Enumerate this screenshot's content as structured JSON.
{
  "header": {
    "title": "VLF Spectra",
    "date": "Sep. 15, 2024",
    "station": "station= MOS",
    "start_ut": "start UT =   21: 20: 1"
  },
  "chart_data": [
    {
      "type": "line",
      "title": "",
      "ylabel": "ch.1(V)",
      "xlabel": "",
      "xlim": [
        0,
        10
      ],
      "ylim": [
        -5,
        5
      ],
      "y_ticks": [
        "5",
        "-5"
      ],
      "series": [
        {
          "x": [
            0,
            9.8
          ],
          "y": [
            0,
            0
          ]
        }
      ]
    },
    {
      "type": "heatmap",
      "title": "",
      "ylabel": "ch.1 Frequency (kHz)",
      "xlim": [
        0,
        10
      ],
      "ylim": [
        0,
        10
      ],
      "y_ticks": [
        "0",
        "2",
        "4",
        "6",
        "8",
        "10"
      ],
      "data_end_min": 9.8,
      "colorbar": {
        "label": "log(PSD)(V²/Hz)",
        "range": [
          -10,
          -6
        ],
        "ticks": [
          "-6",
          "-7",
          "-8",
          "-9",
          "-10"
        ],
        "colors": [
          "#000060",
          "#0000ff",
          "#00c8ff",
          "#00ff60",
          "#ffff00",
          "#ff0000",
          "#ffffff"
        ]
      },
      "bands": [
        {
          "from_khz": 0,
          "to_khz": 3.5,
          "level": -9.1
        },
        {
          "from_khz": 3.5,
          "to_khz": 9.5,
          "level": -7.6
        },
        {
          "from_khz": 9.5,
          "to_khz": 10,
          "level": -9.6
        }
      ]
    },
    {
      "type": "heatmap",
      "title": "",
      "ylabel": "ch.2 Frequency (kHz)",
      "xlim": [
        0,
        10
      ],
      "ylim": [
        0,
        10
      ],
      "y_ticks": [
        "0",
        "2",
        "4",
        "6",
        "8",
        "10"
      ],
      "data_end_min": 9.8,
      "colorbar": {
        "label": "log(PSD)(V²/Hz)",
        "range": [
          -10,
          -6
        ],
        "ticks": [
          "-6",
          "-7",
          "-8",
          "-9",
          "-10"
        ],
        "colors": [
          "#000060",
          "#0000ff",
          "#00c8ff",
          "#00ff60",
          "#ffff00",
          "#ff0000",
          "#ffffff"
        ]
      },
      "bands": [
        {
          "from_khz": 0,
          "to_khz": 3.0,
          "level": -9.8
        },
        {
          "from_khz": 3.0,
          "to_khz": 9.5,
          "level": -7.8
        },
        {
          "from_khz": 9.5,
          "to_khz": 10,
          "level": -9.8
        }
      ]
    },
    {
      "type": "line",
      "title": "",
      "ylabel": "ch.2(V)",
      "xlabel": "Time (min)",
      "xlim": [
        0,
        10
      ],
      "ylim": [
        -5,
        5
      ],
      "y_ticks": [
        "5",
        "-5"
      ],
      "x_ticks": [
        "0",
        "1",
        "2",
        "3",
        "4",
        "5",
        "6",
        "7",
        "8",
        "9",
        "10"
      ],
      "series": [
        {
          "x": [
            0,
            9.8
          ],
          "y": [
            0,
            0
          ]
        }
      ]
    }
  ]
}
━━━━━━━━━━
Challenge >> Can you give every line above again, exactly as written?

Solution for this problem >>
Enumerate this screenshot's content as structured JSON.
{
  "header": {
    "title": "VLF Spectra",
    "date": "Sep. 15, 2024",
    "station": "station= MOS",
    "start_ut": "start UT =   21: 20: 1"
  },
  "chart_data": [
    {
      "type": "line",
      "title": "",
      "ylabel": "ch.1(V)",
      "xlabel": "",
      "xlim": [
        0,
        10
      ],
      "ylim": [
        -5,
        5
      ],
      "y_ticks": [
        "5",
        "-5"
      ],
      "series": [
        {
          "x": [
            0,
            9.8
          ],
          "y": [
            0,
            0
          ]
        }
      ]
    },
    {
      "type": "heatmap",
      "title": "",
      "ylabel": "ch.1 Frequency (kHz)",
      "xlim": [
        0,
        10
      ],
      "ylim": [
        0,
        10
      ],
      "y_ticks": [
        "0",
        "2",
        "4",
        "6",
        "8",
        "10"
      ],
      "data_end_min": 9.8,
      "colorbar": {
        "label": "log(PSD)(V²/Hz)",
        "range": [
          -10,
          -6
        ],
        "ticks": [
          "-6",
          "-7",
          "-8",
          "-9",
          "-10"
        ],
        "colors": [
          "#000060",
          "#0000ff",
          "#00c8ff",
          "#00ff60",
          "#ffff00",
          "#ff0000",
          "#ffffff"
        ]
      },
      "bands": [
        {
          "from_khz": 0,
          "to_khz": 3.5,
          "level": -9.1
        },
        {
          "from_khz": 3.5,
          "to_khz": 9.5,
          "level": -7.6
        },
        {
          "from_khz": 9.5,
          "to_khz": 10,
          "level": -9.6
        }
      ]
    },
    {
      "type": "heatmap",
      "title": "",
      "ylabel": "ch.2 Frequency (kHz)",
      "xlim": [
        0,
        10
      ],
      "ylim": [
        0,
        10
      ],
      "y_ticks": [
        "0",
        "2",
        "4",
        "6",
        "8",
        "10"
      ],
      "data_end_min": 9.8,
      "colorbar": {
        "label": "log(PSD)(V²/Hz)",
        "range": [
          -10,
          -6
        ],
        "ticks": [
          "-6",
          "-7",
          "-8",
          "-9",
          "-10"
        ],
        "colors": [
          "#000060",
          "#0000ff",
          "#00c8ff",
          "#00ff60",
          "#ffff00",
          "#ff0000",
          "#ffffff"
        ]
      },
      "bands": [
        {
          "from_khz": 0,
          "to_khz": 3.0,
          "level": -9.8
        },
        {
          "from_khz": 3.0,
          "to_khz": 9.5,
          "level": -7.8
        },
        {
          "from_khz": 9.5,
          "to_khz": 10,
          "level": -9.8
        }
      ]
    },
    {
      "type": "line",
      "title": "",
      "ylabel": "ch.2(V)",
      "xlabel": "Time (min)",
      "xlim": [
        0,
        10
      ],
      "ylim": [
        -5,
        5
      ],
      "y_ticks": [
        "5",
        "-5"
      ],
      "x_ticks": [
        "0",
        "1",
        "2",
        "3",
        "4",
        "5",
        "6",
        "7",
        "8",
        "9",
        "10"
      ],
      "series": [
        {
          "x": [
            0,
            9.8
          ],
          "y": [
            0,
            0
          ]
        }
      ]
    }
  ]
}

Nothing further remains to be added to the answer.